▶ _TO DO_: All of the data that follows should be retyped exactly, please, except the pictures.

▶ _ENTRIES_:
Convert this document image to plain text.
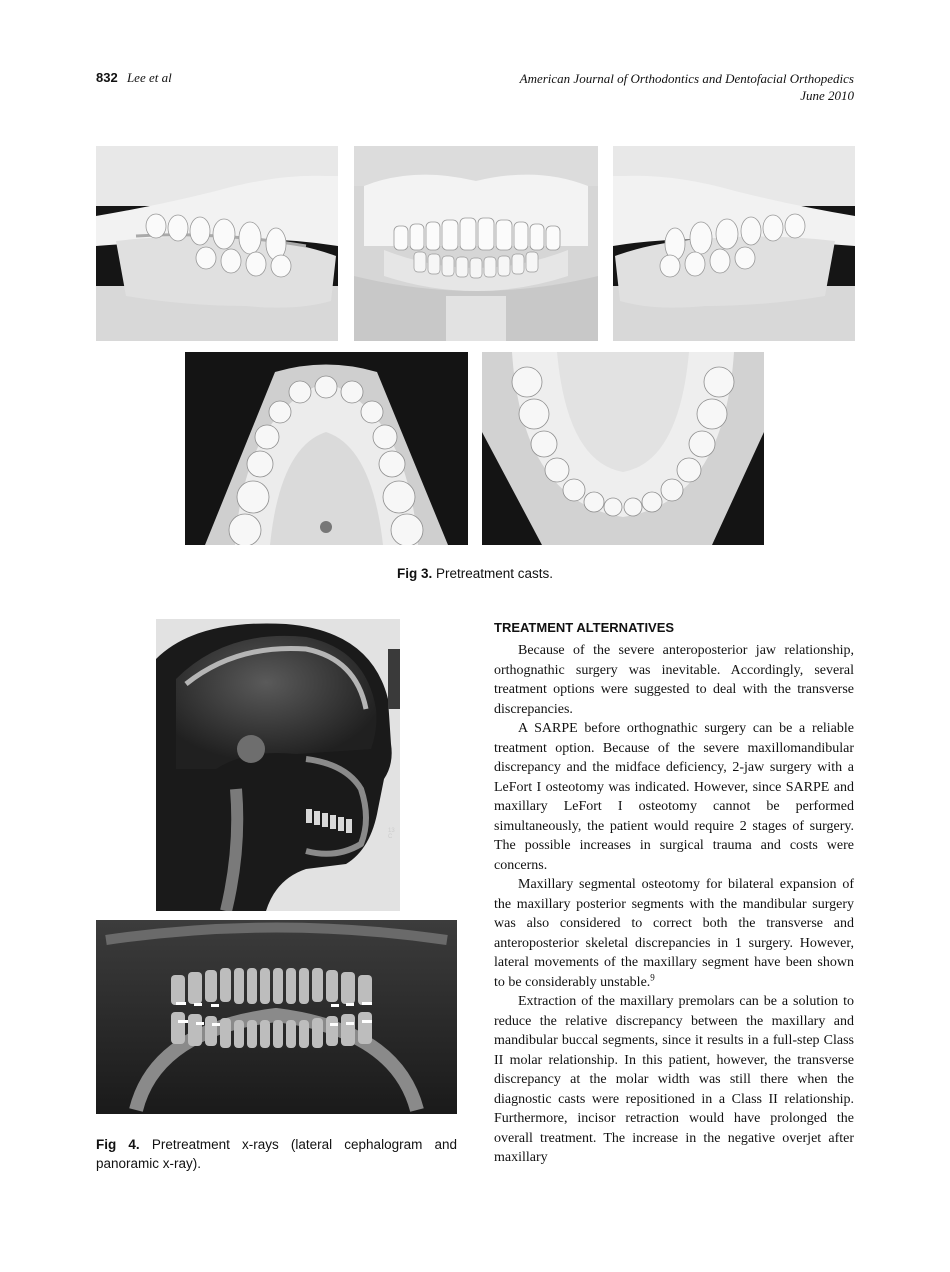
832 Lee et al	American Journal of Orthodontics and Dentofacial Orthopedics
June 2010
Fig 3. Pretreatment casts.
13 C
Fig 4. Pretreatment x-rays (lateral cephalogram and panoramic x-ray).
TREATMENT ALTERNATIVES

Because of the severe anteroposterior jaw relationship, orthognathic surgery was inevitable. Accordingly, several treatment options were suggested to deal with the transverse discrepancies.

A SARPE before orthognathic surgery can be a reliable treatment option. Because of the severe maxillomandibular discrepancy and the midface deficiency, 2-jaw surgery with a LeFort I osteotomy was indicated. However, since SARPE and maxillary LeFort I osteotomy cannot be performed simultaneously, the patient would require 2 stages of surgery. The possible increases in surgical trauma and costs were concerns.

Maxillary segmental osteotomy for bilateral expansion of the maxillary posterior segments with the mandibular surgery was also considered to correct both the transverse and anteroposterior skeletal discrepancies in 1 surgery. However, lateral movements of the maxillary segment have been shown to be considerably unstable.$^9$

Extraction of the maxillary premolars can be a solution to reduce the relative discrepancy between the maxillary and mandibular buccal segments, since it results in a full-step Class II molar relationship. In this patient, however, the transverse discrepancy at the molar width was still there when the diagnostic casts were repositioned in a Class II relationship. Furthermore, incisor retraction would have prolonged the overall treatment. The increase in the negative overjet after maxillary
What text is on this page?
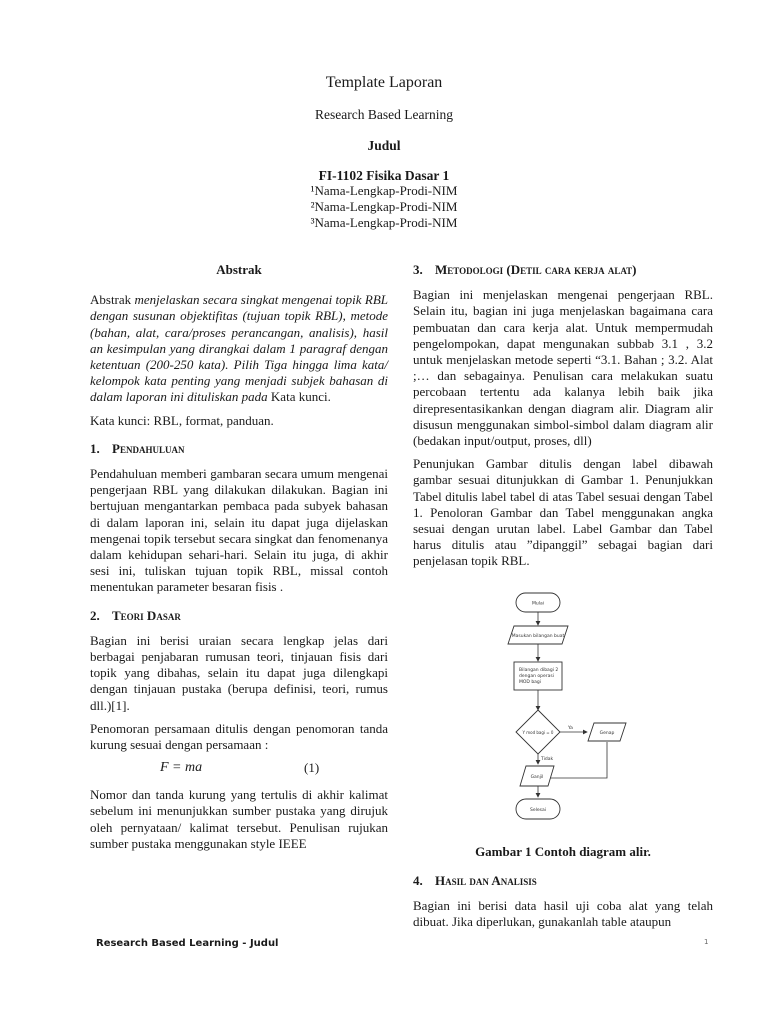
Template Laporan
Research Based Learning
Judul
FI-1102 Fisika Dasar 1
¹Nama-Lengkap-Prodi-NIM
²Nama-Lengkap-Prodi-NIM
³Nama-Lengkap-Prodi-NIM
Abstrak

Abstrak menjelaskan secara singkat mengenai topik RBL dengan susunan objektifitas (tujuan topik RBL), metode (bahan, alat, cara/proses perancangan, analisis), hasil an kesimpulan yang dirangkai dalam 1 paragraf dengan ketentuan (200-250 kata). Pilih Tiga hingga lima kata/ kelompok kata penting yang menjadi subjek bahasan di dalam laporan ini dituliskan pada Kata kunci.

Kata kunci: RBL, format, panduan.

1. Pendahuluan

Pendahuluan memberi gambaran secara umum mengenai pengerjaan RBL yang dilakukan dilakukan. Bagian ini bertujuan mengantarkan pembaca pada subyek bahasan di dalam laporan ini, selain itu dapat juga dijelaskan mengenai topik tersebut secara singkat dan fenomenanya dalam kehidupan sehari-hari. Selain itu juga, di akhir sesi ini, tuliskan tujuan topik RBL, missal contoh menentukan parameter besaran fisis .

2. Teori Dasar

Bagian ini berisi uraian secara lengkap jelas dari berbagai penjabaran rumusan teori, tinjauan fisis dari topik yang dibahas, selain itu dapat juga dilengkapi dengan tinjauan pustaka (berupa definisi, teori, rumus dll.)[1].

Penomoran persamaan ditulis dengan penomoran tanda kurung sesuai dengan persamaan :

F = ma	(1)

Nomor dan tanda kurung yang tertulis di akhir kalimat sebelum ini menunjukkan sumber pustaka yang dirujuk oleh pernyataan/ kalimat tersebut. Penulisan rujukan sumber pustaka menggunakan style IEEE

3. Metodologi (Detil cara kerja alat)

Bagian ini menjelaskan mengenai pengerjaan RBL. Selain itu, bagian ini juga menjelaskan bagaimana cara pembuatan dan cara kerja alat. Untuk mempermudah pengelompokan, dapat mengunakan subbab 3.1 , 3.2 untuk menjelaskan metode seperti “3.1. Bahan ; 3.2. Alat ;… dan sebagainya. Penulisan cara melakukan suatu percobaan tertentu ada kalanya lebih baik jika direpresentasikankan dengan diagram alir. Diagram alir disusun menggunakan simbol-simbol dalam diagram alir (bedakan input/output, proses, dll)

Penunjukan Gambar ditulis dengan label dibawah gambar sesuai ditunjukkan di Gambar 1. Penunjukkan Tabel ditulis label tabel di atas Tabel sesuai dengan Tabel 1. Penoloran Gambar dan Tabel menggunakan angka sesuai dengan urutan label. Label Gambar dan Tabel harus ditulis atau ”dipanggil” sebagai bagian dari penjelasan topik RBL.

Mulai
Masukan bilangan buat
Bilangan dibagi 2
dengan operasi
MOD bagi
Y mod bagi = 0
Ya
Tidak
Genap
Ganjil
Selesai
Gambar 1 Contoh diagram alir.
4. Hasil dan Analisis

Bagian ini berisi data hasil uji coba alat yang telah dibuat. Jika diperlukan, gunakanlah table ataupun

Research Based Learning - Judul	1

▶ _EXERCISE SOLUTION_:
Convert this document image to plain text.
832 Lee et al	American Journal of Orthodontics and Dentofacial Orthopedics
June 2010
Fig 3. Pretreatment casts.
13 C
Fig 4. Pretreatment x-rays (lateral cephalogram and panoramic x-ray).
TREATMENT ALTERNATIVES

Because of the severe anteroposterior jaw relationship, orthognathic surgery was inevitable. Accordingly, several treatment options were suggested to deal with the transverse discrepancies.

A SARPE before orthognathic surgery can be a reliable treatment option. Because of the severe maxillomandibular discrepancy and the midface deficiency, 2-jaw surgery with a LeFort I osteotomy was indicated. However, since SARPE and maxillary LeFort I osteotomy cannot be performed simultaneously, the patient would require 2 stages of surgery. The possible increases in surgical trauma and costs were concerns.

Maxillary segmental osteotomy for bilateral expansion of the maxillary posterior segments with the mandibular surgery was also considered to correct both the transverse and anteroposterior skeletal discrepancies in 1 surgery. However, lateral movements of the maxillary segment have been shown to be considerably unstable.$^9$

Extraction of the maxillary premolars can be a solution to reduce the relative discrepancy between the maxillary and mandibular buccal segments, since it results in a full-step Class II molar relationship. In this patient, however, the transverse discrepancy at the molar width was still there when the diagnostic casts were repositioned in a Class II relationship. Furthermore, incisor retraction would have prolonged the overall treatment. The increase in the negative overjet after maxillary
What text is on this page?
Template Laporan
Research Based Learning
Judul
FI-1102 Fisika Dasar 1
¹Nama-Lengkap-Prodi-NIM
²Nama-Lengkap-Prodi-NIM
³Nama-Lengkap-Prodi-NIM
Abstrak

Abstrak menjelaskan secara singkat mengenai topik RBL dengan susunan objektifitas (tujuan topik RBL), metode (bahan, alat, cara/proses perancangan, analisis), hasil an kesimpulan yang dirangkai dalam 1 paragraf dengan ketentuan (200-250 kata). Pilih Tiga hingga lima kata/ kelompok kata penting yang menjadi subjek bahasan di dalam laporan ini dituliskan pada Kata kunci.

Kata kunci: RBL, format, panduan.

1. Pendahuluan

Pendahuluan memberi gambaran secara umum mengenai pengerjaan RBL yang dilakukan dilakukan. Bagian ini bertujuan mengantarkan pembaca pada subyek bahasan di dalam laporan ini, selain itu dapat juga dijelaskan mengenai topik tersebut secara singkat dan fenomenanya dalam kehidupan sehari-hari. Selain itu juga, di akhir sesi ini, tuliskan tujuan topik RBL, missal contoh menentukan parameter besaran fisis .

2. Teori Dasar

Bagian ini berisi uraian secara lengkap jelas dari berbagai penjabaran rumusan teori, tinjauan fisis dari topik yang dibahas, selain itu dapat juga dilengkapi dengan tinjauan pustaka (berupa definisi, teori, rumus dll.)[1].

Penomoran persamaan ditulis dengan penomoran tanda kurung sesuai dengan persamaan :

F = ma	(1)

Nomor dan tanda kurung yang tertulis di akhir kalimat sebelum ini menunjukkan sumber pustaka yang dirujuk oleh pernyataan/ kalimat tersebut. Penulisan rujukan sumber pustaka menggunakan style IEEE

3. Metodologi (Detil cara kerja alat)

Bagian ini menjelaskan mengenai pengerjaan RBL. Selain itu, bagian ini juga menjelaskan bagaimana cara pembuatan dan cara kerja alat. Untuk mempermudah pengelompokan, dapat mengunakan subbab 3.1 , 3.2 untuk menjelaskan metode seperti “3.1. Bahan ; 3.2. Alat ;… dan sebagainya. Penulisan cara melakukan suatu percobaan tertentu ada kalanya lebih baik jika direpresentasikankan dengan diagram alir. Diagram alir disusun menggunakan simbol-simbol dalam diagram alir (bedakan input/output, proses, dll)

Penunjukan Gambar ditulis dengan label dibawah gambar sesuai ditunjukkan di Gambar 1. Penunjukkan Tabel ditulis label tabel di atas Tabel sesuai dengan Tabel 1. Penoloran Gambar dan Tabel menggunakan angka sesuai dengan urutan label. Label Gambar dan Tabel harus ditulis atau ”dipanggil” sebagai bagian dari penjelasan topik RBL.

Mulai
Masukan bilangan buat
Bilangan dibagi 2
dengan operasi
MOD bagi
Y mod bagi = 0
Ya
Tidak
Genap
Ganjil
Selesai
Gambar 1 Contoh diagram alir.
4. Hasil dan Analisis

Bagian ini berisi data hasil uji coba alat yang telah dibuat. Jika diperlukan, gunakanlah table ataupun

Research Based Learning - Judul	1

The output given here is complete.